> _TASK_
All entries below are to be set down again, identical to the source.
## begin
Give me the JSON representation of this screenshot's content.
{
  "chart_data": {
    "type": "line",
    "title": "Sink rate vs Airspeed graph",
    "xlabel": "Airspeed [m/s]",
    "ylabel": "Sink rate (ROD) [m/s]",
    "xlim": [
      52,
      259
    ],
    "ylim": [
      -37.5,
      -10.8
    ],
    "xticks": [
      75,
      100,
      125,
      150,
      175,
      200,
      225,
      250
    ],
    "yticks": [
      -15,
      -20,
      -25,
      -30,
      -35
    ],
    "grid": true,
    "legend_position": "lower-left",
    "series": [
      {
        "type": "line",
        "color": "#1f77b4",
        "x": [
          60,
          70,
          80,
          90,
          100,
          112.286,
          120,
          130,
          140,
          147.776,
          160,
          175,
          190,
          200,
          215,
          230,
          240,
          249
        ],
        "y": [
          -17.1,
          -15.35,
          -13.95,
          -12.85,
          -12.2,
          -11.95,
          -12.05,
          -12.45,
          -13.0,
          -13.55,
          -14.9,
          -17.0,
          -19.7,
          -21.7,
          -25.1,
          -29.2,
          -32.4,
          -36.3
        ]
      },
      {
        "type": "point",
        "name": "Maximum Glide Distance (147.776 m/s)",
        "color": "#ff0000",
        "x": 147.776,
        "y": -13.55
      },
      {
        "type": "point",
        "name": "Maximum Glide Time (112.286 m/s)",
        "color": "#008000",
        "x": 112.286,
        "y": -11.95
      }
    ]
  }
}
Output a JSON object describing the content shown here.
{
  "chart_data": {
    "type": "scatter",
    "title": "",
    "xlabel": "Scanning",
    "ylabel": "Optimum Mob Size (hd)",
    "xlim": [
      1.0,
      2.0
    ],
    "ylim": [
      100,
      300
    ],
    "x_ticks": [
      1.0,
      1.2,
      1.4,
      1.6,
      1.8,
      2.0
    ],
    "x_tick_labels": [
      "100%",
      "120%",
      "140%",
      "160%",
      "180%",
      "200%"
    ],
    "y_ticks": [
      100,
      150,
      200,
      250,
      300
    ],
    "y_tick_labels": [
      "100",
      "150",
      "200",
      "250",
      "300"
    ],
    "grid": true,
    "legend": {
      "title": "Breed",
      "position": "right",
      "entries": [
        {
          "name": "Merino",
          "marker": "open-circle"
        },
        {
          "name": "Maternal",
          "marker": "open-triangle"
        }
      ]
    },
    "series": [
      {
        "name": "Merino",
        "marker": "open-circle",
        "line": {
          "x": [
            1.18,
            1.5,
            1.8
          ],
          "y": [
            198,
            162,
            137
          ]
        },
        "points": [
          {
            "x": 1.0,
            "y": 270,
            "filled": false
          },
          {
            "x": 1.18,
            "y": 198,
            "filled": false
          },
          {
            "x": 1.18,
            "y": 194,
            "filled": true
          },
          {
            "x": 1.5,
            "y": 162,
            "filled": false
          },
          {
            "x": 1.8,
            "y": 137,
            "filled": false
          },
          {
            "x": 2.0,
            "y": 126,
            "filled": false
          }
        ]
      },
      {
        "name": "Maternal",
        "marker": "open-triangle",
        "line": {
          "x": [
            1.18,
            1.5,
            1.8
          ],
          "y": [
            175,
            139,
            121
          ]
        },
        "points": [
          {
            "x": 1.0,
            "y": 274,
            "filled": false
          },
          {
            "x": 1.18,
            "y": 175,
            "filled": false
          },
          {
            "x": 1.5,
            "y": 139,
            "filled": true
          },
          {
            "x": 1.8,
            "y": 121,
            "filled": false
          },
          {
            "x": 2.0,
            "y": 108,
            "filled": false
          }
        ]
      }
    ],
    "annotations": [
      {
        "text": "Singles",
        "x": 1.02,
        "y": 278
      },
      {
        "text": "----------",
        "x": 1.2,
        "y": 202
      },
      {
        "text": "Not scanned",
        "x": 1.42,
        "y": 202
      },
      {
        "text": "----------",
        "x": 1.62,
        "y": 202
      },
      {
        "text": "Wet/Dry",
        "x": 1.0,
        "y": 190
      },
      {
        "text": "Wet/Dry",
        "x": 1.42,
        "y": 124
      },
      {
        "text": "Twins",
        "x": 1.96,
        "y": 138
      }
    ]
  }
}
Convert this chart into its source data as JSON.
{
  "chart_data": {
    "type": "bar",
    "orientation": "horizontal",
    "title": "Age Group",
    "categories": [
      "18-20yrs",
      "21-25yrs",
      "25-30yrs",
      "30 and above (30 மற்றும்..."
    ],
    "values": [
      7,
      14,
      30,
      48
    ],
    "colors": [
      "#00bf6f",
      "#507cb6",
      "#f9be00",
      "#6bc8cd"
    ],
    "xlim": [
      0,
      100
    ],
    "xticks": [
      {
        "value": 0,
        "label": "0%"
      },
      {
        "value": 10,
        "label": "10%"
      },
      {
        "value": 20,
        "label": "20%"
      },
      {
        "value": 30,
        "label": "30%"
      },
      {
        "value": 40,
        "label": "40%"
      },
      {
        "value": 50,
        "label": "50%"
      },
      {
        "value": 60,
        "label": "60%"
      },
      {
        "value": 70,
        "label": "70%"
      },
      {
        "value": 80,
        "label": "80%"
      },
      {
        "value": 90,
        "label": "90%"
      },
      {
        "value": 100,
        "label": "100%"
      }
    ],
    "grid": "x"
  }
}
## end
> _THE RESPONSE_
Give me the JSON representation of this screenshot's content.
{
  "chart_data": {
    "type": "line",
    "title": "Sink rate vs Airspeed graph",
    "xlabel": "Airspeed [m/s]",
    "ylabel": "Sink rate (ROD) [m/s]",
    "xlim": [
      52,
      259
    ],
    "ylim": [
      -37.5,
      -10.8
    ],
    "xticks": [
      75,
      100,
      125,
      150,
      175,
      200,
      225,
      250
    ],
    "yticks": [
      -15,
      -20,
      -25,
      -30,
      -35
    ],
    "grid": true,
    "legend_position": "lower-left",
    "series": [
      {
        "type": "line",
        "color": "#1f77b4",
        "x": [
          60,
          70,
          80,
          90,
          100,
          112.286,
          120,
          130,
          140,
          147.776,
          160,
          175,
          190,
          200,
          215,
          230,
          240,
          249
        ],
        "y": [
          -17.1,
          -15.35,
          -13.95,
          -12.85,
          -12.2,
          -11.95,
          -12.05,
          -12.45,
          -13.0,
          -13.55,
          -14.9,
          -17.0,
          -19.7,
          -21.7,
          -25.1,
          -29.2,
          -32.4,
          -36.3
        ]
      },
      {
        "type": "point",
        "name": "Maximum Glide Distance (147.776 m/s)",
        "color": "#ff0000",
        "x": 147.776,
        "y": -13.55
      },
      {
        "type": "point",
        "name": "Maximum Glide Time (112.286 m/s)",
        "color": "#008000",
        "x": 112.286,
        "y": -11.95
      }
    ]
  }
}
Output a JSON object describing the content shown here.
{
  "chart_data": {
    "type": "scatter",
    "title": "",
    "xlabel": "Scanning",
    "ylabel": "Optimum Mob Size (hd)",
    "xlim": [
      1.0,
      2.0
    ],
    "ylim": [
      100,
      300
    ],
    "x_ticks": [
      1.0,
      1.2,
      1.4,
      1.6,
      1.8,
      2.0
    ],
    "x_tick_labels": [
      "100%",
      "120%",
      "140%",
      "160%",
      "180%",
      "200%"
    ],
    "y_ticks": [
      100,
      150,
      200,
      250,
      300
    ],
    "y_tick_labels": [
      "100",
      "150",
      "200",
      "250",
      "300"
    ],
    "grid": true,
    "legend": {
      "title": "Breed",
      "position": "right",
      "entries": [
        {
          "name": "Merino",
          "marker": "open-circle"
        },
        {
          "name": "Maternal",
          "marker": "open-triangle"
        }
      ]
    },
    "series": [
      {
        "name": "Merino",
        "marker": "open-circle",
        "line": {
          "x": [
            1.18,
            1.5,
            1.8
          ],
          "y": [
            198,
            162,
            137
          ]
        },
        "points": [
          {
            "x": 1.0,
            "y": 270,
            "filled": false
          },
          {
            "x": 1.18,
            "y": 198,
            "filled": false
          },
          {
            "x": 1.18,
            "y": 194,
            "filled": true
          },
          {
            "x": 1.5,
            "y": 162,
            "filled": false
          },
          {
            "x": 1.8,
            "y": 137,
            "filled": false
          },
          {
            "x": 2.0,
            "y": 126,
            "filled": false
          }
        ]
      },
      {
        "name": "Maternal",
        "marker": "open-triangle",
        "line": {
          "x": [
            1.18,
            1.5,
            1.8
          ],
          "y": [
            175,
            139,
            121
          ]
        },
        "points": [
          {
            "x": 1.0,
            "y": 274,
            "filled": false
          },
          {
            "x": 1.18,
            "y": 175,
            "filled": false
          },
          {
            "x": 1.5,
            "y": 139,
            "filled": true
          },
          {
            "x": 1.8,
            "y": 121,
            "filled": false
          },
          {
            "x": 2.0,
            "y": 108,
            "filled": false
          }
        ]
      }
    ],
    "annotations": [
      {
        "text": "Singles",
        "x": 1.02,
        "y": 278
      },
      {
        "text": "----------",
        "x": 1.2,
        "y": 202
      },
      {
        "text": "Not scanned",
        "x": 1.42,
        "y": 202
      },
      {
        "text": "----------",
        "x": 1.62,
        "y": 202
      },
      {
        "text": "Wet/Dry",
        "x": 1.0,
        "y": 190
      },
      {
        "text": "Wet/Dry",
        "x": 1.42,
        "y": 124
      },
      {
        "text": "Twins",
        "x": 1.96,
        "y": 138
      }
    ]
  }
}
Convert this chart into its source data as JSON.
{
  "chart_data": {
    "type": "bar",
    "orientation": "horizontal",
    "title": "Age Group",
    "categories": [
      "18-20yrs",
      "21-25yrs",
      "25-30yrs",
      "30 and above (30 மற்றும்..."
    ],
    "values": [
      7,
      14,
      30,
      48
    ],
    "colors": [
      "#00bf6f",
      "#507cb6",
      "#f9be00",
      "#6bc8cd"
    ],
    "xlim": [
      0,
      100
    ],
    "xticks": [
      {
        "value": 0,
        "label": "0%"
      },
      {
        "value": 10,
        "label": "10%"
      },
      {
        "value": 20,
        "label": "20%"
      },
      {
        "value": 30,
        "label": "30%"
      },
      {
        "value": 40,
        "label": "40%"
      },
      {
        "value": 50,
        "label": "50%"
      },
      {
        "value": 60,
        "label": "60%"
      },
      {
        "value": 70,
        "label": "70%"
      },
      {
        "value": 80,
        "label": "80%"
      },
      {
        "value": 90,
        "label": "90%"
      },
      {
        "value": 100,
        "label": "100%"
      }
    ],
    "grid": "x"
  }
}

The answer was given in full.